▸ **Problem**
Comb through the entries for "confluente" and pull out each line that holds it.

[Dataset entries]

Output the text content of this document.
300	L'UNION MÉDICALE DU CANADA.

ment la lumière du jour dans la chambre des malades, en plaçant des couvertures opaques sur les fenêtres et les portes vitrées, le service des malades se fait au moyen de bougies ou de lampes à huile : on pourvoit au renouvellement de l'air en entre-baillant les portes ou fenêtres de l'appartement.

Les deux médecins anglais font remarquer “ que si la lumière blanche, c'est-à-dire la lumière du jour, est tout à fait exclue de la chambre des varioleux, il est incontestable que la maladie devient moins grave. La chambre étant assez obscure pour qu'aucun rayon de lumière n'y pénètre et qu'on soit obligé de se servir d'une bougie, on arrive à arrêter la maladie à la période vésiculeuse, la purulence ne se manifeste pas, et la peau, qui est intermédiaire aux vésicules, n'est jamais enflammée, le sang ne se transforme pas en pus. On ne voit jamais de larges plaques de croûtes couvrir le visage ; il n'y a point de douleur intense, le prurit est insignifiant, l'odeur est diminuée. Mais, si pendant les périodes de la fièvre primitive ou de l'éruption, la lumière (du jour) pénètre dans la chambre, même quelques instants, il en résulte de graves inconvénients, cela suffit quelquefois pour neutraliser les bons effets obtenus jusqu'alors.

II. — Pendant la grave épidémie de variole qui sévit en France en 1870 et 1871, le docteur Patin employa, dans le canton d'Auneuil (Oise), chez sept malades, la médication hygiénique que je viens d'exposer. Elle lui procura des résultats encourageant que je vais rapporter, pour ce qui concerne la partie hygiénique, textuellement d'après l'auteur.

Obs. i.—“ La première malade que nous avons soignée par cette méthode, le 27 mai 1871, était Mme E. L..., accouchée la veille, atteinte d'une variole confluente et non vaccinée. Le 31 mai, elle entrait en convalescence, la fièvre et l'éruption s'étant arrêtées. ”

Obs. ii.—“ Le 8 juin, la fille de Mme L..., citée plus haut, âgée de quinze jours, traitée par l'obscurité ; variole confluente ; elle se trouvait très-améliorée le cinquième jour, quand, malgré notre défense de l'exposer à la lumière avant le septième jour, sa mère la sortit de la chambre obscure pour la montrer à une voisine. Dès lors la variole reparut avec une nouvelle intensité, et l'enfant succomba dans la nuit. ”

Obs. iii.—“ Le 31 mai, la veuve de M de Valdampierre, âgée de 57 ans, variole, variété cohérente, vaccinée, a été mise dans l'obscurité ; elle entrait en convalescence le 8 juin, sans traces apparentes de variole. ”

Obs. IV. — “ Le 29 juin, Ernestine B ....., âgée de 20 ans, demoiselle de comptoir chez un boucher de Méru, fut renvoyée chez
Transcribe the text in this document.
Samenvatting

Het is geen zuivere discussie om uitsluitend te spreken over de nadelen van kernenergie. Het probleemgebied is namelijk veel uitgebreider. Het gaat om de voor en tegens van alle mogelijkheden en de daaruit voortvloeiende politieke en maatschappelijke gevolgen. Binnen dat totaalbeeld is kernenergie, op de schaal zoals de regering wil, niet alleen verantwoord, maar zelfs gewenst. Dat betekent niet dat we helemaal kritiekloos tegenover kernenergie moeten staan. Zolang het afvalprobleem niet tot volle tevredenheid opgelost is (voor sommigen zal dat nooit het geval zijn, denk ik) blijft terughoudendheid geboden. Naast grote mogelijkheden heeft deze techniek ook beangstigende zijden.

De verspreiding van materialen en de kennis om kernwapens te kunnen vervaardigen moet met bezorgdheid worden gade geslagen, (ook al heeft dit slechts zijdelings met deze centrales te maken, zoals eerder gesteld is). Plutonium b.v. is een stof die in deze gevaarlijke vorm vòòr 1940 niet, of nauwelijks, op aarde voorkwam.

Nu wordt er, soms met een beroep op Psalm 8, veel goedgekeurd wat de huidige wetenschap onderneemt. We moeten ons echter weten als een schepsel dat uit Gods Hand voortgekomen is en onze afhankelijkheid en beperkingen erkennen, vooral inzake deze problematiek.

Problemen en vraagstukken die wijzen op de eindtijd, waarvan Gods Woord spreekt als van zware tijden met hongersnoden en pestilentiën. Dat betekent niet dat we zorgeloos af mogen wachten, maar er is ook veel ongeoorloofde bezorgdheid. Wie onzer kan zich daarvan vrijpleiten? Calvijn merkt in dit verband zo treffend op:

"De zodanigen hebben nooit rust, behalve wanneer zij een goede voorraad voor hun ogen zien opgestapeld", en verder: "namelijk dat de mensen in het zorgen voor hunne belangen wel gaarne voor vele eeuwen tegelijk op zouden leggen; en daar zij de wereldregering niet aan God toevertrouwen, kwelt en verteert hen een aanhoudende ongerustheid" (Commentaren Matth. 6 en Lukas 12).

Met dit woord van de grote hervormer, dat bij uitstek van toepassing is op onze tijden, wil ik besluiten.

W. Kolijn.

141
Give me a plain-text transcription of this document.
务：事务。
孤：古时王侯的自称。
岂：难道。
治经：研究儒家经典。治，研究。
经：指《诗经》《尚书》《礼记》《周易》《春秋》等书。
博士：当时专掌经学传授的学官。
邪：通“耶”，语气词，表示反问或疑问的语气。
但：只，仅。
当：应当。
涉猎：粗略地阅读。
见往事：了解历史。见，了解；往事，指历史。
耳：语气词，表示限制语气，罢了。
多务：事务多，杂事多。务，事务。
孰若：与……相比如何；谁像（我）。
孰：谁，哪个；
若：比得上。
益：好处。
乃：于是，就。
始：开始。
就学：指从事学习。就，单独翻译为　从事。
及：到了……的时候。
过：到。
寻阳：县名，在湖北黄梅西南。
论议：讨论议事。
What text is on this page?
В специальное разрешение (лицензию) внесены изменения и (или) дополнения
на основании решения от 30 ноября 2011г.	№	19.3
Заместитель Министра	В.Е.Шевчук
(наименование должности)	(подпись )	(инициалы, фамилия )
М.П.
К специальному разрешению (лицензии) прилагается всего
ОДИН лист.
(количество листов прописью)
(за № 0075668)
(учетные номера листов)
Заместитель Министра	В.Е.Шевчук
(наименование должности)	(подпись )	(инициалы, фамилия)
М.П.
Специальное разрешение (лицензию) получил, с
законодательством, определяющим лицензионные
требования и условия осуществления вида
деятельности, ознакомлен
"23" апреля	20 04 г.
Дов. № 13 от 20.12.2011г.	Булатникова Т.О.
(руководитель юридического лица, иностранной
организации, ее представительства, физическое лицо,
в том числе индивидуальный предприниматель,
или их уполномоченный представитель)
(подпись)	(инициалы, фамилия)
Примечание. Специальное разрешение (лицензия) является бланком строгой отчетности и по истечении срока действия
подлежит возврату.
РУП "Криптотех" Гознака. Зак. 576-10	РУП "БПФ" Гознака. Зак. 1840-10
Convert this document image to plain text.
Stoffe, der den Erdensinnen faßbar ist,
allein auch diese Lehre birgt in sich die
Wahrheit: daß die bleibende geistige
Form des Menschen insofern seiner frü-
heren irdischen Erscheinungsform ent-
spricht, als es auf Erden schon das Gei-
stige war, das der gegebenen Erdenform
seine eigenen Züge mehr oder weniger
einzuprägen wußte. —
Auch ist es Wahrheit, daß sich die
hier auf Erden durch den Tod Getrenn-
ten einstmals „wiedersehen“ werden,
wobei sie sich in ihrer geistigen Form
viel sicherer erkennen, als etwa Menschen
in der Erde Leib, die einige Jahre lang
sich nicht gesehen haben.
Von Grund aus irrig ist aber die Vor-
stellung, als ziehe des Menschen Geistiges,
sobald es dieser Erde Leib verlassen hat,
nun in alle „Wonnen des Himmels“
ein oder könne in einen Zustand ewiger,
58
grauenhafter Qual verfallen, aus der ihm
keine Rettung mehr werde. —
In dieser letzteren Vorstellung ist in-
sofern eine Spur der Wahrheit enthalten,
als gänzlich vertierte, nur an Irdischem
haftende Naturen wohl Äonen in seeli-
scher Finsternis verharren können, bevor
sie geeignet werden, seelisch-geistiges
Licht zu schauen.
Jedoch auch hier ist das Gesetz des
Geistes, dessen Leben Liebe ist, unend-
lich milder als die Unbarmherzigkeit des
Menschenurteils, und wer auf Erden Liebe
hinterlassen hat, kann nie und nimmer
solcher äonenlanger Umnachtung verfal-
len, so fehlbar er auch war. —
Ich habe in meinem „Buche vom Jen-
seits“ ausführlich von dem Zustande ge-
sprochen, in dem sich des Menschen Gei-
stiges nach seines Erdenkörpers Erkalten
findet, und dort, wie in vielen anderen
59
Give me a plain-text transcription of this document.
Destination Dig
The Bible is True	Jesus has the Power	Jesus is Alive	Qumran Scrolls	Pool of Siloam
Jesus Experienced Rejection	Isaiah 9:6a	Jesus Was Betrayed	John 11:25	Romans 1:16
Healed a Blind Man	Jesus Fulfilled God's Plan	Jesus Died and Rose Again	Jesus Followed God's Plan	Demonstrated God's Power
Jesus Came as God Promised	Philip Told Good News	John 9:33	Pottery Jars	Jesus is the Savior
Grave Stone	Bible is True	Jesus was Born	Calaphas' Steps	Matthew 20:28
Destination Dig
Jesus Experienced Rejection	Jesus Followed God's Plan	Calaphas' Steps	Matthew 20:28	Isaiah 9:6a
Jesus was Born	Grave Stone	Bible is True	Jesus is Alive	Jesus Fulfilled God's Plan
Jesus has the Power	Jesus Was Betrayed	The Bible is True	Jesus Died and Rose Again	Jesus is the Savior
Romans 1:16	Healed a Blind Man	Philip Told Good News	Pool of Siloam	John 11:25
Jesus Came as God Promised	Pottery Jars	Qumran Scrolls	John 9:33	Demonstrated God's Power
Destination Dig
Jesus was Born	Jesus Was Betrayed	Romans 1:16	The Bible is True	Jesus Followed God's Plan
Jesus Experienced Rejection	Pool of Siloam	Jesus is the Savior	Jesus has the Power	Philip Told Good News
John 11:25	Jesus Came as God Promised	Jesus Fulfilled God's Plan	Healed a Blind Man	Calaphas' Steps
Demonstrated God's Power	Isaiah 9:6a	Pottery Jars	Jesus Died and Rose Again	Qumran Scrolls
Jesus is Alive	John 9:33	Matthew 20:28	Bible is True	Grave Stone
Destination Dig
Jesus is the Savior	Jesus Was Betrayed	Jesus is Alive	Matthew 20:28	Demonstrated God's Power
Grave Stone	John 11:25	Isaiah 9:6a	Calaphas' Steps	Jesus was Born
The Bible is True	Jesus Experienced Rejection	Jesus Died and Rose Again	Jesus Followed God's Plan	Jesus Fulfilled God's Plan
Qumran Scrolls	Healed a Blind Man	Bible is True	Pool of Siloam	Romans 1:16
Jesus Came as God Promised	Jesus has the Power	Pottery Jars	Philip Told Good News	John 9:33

▸ **The answer**
Obs. i.—“ La première malade que nous avons soignée par cette méthode, le 27 mai 1871, était Mme E. L..., accouchée la veille, atteinte d'une variole confluente et non vaccinée. Le 31 mai, elle entrait en convalescence, la fièvre et l'éruption s'étant arrêtées. ”
Obs. ii.—“ Le 8 juin, la fille de Mme L..., citée plus haut, âgée de quinze jours, traitée par l'obscurité ; variole confluente ; elle se trouvait très-améliorée le cinquième jour, quand, malgré notre défense de l'exposer à la lumière avant le septième jour, sa mère la sortit de la chambre obscure pour la montrer à une voisine. Dès lors la variole reparut avec une nouvelle intensité, et l'enfant succomba dans la nuit. ”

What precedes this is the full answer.